Scan the lines below for the string "Directed" and copy every one that has it.

#### Data for processing ####

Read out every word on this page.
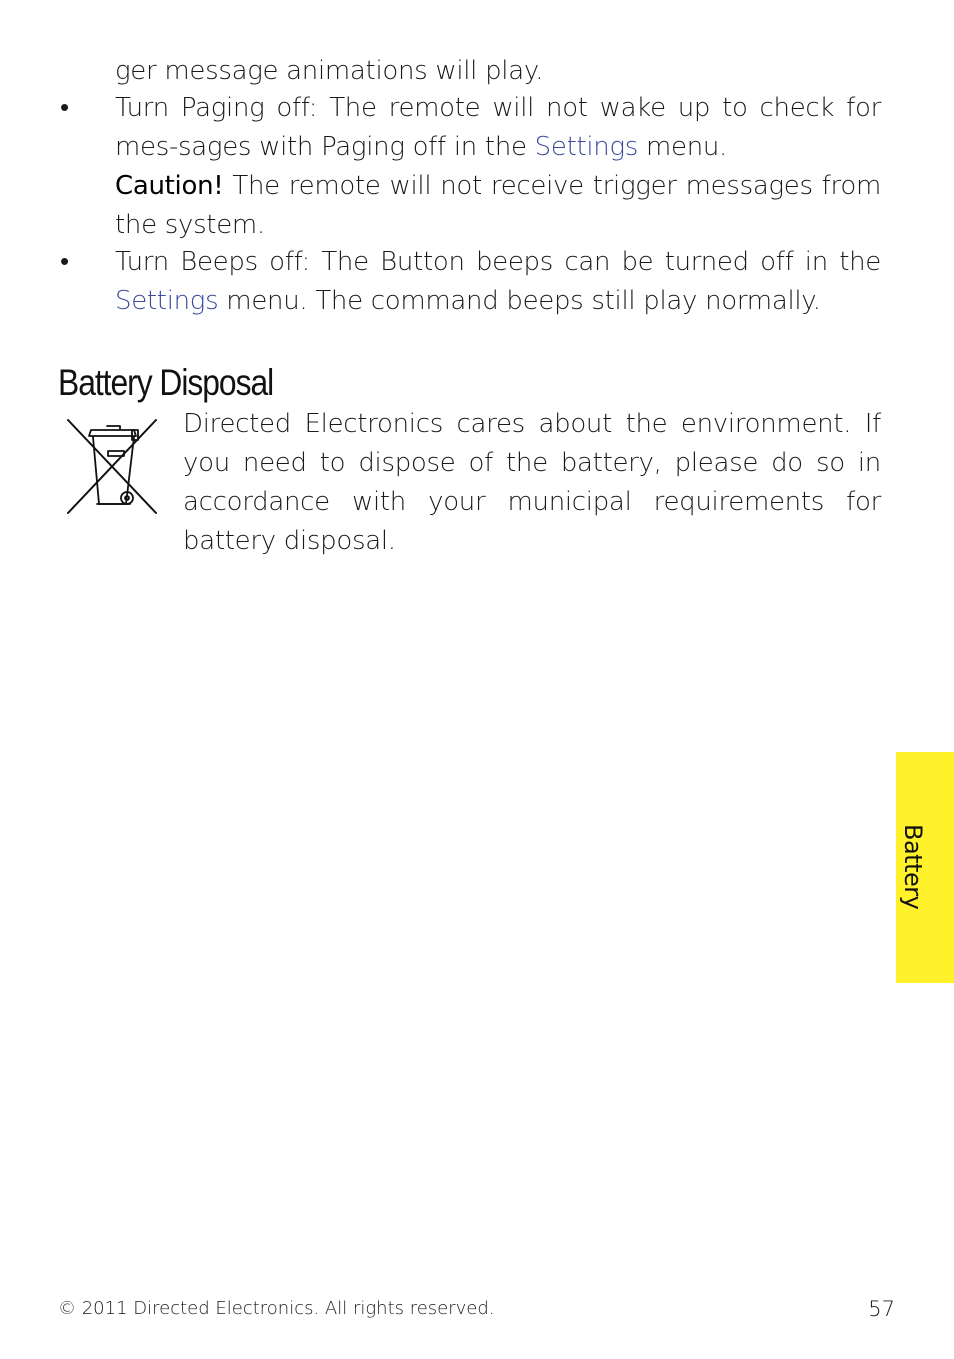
ger message animations will play.
• Turn Paging off: The remote will not wake up to check for mes-sages with Paging off in the Settings menu.
Caution! The remote will not receive trigger messages from the system.
• Turn Beeps off: The Button beeps can be turned off in the Settings menu. The command beeps still play normally.
Battery Disposal
Directed Electronics cares about the environment. If you need to dispose of the battery, please do so in accordance with your municipal requirements for battery disposal.
Battery
© 2011 Directed Electronics. All rights reserved.	57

####

> Answer to the task:
Directed Electronics cares about the environment. If you need to dispose of the battery, please do so in accordance with your municipal requirements for battery disposal.
© 2011 Directed Electronics. All rights reserved.	57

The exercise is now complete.